→ **GIVEN TASK**
Images must not appear in your copy; reproduce every other part of the records exactly.

→ **SOURCE MATERIAL**
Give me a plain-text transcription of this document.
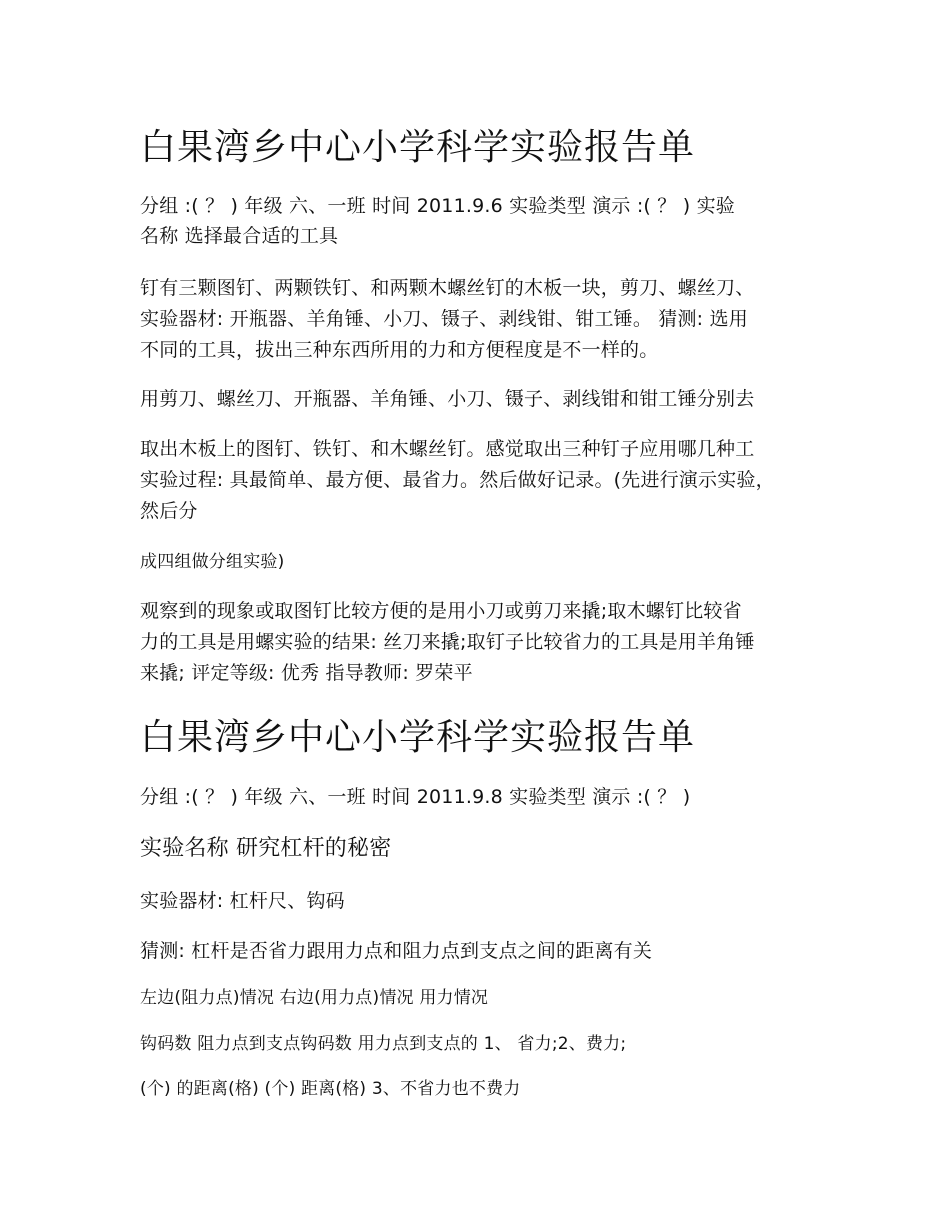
白果湾乡中心小学科学实验报告单
分组 :( ？ ) 年级 六、一班 时间 2011.9.6 实验类型 演示 :( ？ ) 实验
名称 选择最合适的工具
钉有三颗图钉、两颗铁钉、和两颗木螺丝钉的木板一块，剪刀、螺丝刀、
实验器材: 开瓶器、羊角锤、小刀、镊子、剥线钳、钳工锤。 猜测: 选用
不同的工具，拔出三种东西所用的力和方便程度是不一样的。
用剪刀、螺丝刀、开瓶器、羊角锤、小刀、镊子、剥线钳和钳工锤分别去
取出木板上的图钉、铁钉、和木螺丝钉。感觉取出三种钉子应用哪几种工
实验过程: 具最简单、最方便、最省力。然后做好记录。(先进行演示实验，
然后分
成四组做分组实验)
观察到的现象或取图钉比较方便的是用小刀或剪刀来撬;取木螺钉比较省
力的工具是用螺实验的结果: 丝刀来撬;取钉子比较省力的工具是用羊角锤
来撬; 评定等级: 优秀 指导教师: 罗荣平
白果湾乡中心小学科学实验报告单
分组 :( ？ ) 年级 六、一班 时间 2011.9.8 实验类型 演示 :( ？ )
实验名称 研究杠杆的秘密
实验器材: 杠杆尺、钩码
猜测: 杠杆是否省力跟用力点和阻力点到支点之间的距离有关
左边(阻力点)情况 右边(用力点)情况 用力情况
钩码数 阻力点到支点钩码数 用力点到支点的 1、 省力;2、费力;
(个) 的距离(格) (个) 距离(格) 3、不省力也不费力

→ **EXERCISE SOLUTION**
Give me a plain-text transcription of this document.
白果湾乡中心小学科学实验报告单
分组 :( ？ ) 年级 六、一班 时间 2011.9.6 实验类型 演示 :( ？ ) 实验
名称 选择最合适的工具
钉有三颗图钉、两颗铁钉、和两颗木螺丝钉的木板一块，剪刀、螺丝刀、
实验器材: 开瓶器、羊角锤、小刀、镊子、剥线钳、钳工锤。 猜测: 选用
不同的工具，拔出三种东西所用的力和方便程度是不一样的。
用剪刀、螺丝刀、开瓶器、羊角锤、小刀、镊子、剥线钳和钳工锤分别去
取出木板上的图钉、铁钉、和木螺丝钉。感觉取出三种钉子应用哪几种工
实验过程: 具最简单、最方便、最省力。然后做好记录。(先进行演示实验，
然后分
成四组做分组实验)
观察到的现象或取图钉比较方便的是用小刀或剪刀来撬;取木螺钉比较省
力的工具是用螺实验的结果: 丝刀来撬;取钉子比较省力的工具是用羊角锤
来撬; 评定等级: 优秀 指导教师: 罗荣平
白果湾乡中心小学科学实验报告单
分组 :( ？ ) 年级 六、一班 时间 2011.9.8 实验类型 演示 :( ？ )
实验名称 研究杠杆的秘密
实验器材: 杠杆尺、钩码
猜测: 杠杆是否省力跟用力点和阻力点到支点之间的距离有关
左边(阻力点)情况 右边(用力点)情况 用力情况
钩码数 阻力点到支点钩码数 用力点到支点的 1、 省力;2、费力;
(个) 的距离(格) (个) 距离(格) 3、不省力也不费力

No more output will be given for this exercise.